→ Your task
Using the data below, repeat all of it precisely.

"""

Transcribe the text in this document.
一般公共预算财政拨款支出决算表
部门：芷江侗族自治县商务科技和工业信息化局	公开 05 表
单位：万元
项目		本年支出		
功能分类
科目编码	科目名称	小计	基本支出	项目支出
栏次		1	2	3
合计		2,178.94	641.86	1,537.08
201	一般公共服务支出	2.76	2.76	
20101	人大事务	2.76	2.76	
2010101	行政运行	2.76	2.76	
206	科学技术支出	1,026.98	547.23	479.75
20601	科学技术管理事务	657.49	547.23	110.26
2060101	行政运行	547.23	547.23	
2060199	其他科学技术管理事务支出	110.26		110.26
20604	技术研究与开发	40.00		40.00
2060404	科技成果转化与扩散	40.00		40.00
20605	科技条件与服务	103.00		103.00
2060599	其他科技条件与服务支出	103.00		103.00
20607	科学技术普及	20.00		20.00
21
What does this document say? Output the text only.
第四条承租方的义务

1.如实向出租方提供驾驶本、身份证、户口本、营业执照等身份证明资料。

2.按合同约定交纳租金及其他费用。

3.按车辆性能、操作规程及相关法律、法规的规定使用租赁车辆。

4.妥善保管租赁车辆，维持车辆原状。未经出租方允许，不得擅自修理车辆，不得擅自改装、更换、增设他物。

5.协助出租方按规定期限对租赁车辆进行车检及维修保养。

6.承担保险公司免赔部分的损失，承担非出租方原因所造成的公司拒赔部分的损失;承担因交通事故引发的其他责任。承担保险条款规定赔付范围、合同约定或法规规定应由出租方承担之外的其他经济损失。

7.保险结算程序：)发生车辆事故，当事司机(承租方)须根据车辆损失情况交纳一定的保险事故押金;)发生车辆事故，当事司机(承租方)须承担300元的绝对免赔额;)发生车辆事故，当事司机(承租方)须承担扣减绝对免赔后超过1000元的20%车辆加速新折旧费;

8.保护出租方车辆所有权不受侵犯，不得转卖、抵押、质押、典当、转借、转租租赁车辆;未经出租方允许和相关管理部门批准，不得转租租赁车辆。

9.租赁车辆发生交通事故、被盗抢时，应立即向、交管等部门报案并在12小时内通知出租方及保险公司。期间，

"""

→ The completed task
Transcribe the text in this document.
一般公共预算财政拨款支出决算表
部门：芷江侗族自治县商务科技和工业信息化局	公开 05 表
单位：万元
项目		本年支出		
功能分类
科目编码	科目名称	小计	基本支出	项目支出
栏次		1	2	3
合计		2,178.94	641.86	1,537.08
201	一般公共服务支出	2.76	2.76	
20101	人大事务	2.76	2.76	
2010101	行政运行	2.76	2.76	
206	科学技术支出	1,026.98	547.23	479.75
20601	科学技术管理事务	657.49	547.23	110.26
2060101	行政运行	547.23	547.23	
2060199	其他科学技术管理事务支出	110.26		110.26
20604	技术研究与开发	40.00		40.00
2060404	科技成果转化与扩散	40.00		40.00
20605	科技条件与服务	103.00		103.00
2060599	其他科技条件与服务支出	103.00		103.00
20607	科学技术普及	20.00		20.00
21
What does this document say? Output the text only.
第四条承租方的义务

1.如实向出租方提供驾驶本、身份证、户口本、营业执照等身份证明资料。

2.按合同约定交纳租金及其他费用。

3.按车辆性能、操作规程及相关法律、法规的规定使用租赁车辆。

4.妥善保管租赁车辆，维持车辆原状。未经出租方允许，不得擅自修理车辆，不得擅自改装、更换、增设他物。

5.协助出租方按规定期限对租赁车辆进行车检及维修保养。

6.承担保险公司免赔部分的损失，承担非出租方原因所造成的公司拒赔部分的损失;承担因交通事故引发的其他责任。承担保险条款规定赔付范围、合同约定或法规规定应由出租方承担之外的其他经济损失。

7.保险结算程序：)发生车辆事故，当事司机(承租方)须根据车辆损失情况交纳一定的保险事故押金;)发生车辆事故，当事司机(承租方)须承担300元的绝对免赔额;)发生车辆事故，当事司机(承租方)须承担扣减绝对免赔后超过1000元的20%车辆加速新折旧费;

8.保护出租方车辆所有权不受侵犯，不得转卖、抵押、质押、典当、转借、转租租赁车辆;未经出租方允许和相关管理部门批准，不得转租租赁车辆。

9.租赁车辆发生交通事故、被盗抢时，应立即向、交管等部门报案并在12小时内通知出租方及保险公司。期间，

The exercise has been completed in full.